WRITTEN TASK
Collect each line holding the string "DELLA".

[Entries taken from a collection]

□ □ □

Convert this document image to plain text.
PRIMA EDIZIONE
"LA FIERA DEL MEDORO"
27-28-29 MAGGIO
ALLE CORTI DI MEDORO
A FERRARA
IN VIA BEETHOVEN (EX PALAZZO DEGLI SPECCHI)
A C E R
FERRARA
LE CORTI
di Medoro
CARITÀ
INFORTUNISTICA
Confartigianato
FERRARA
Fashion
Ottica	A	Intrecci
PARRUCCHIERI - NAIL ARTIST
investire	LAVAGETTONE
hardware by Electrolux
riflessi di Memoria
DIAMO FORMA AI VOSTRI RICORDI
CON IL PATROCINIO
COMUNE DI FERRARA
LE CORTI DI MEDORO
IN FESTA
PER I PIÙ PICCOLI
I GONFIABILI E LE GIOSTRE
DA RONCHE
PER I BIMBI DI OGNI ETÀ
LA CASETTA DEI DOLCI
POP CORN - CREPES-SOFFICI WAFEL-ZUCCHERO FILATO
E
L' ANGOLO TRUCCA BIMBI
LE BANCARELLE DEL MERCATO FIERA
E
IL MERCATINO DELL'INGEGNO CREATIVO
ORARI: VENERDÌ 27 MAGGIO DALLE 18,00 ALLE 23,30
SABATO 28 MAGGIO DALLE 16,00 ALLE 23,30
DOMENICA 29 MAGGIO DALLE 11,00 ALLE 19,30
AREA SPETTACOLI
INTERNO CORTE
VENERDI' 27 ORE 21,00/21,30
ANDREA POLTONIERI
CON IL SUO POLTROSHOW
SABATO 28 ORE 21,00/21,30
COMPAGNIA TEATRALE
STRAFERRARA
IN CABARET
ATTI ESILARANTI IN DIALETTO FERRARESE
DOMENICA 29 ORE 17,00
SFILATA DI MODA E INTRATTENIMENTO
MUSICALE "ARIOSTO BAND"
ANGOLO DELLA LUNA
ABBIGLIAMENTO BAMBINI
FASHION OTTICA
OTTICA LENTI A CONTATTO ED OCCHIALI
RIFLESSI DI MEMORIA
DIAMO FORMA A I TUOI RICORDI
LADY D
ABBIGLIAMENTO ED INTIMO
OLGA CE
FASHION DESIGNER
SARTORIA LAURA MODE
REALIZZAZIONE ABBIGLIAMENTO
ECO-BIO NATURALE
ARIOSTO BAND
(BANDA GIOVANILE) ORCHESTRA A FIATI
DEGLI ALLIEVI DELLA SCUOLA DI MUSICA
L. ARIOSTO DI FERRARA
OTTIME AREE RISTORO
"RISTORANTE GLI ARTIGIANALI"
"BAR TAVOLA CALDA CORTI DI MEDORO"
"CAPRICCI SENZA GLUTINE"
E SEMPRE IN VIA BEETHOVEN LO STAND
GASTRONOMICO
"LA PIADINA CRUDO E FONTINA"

□ □ □

TASK RESULT
ANGOLO DELLA LUNA
DEGLI ALLIEVI DELLA SCUOLA DI MUSICA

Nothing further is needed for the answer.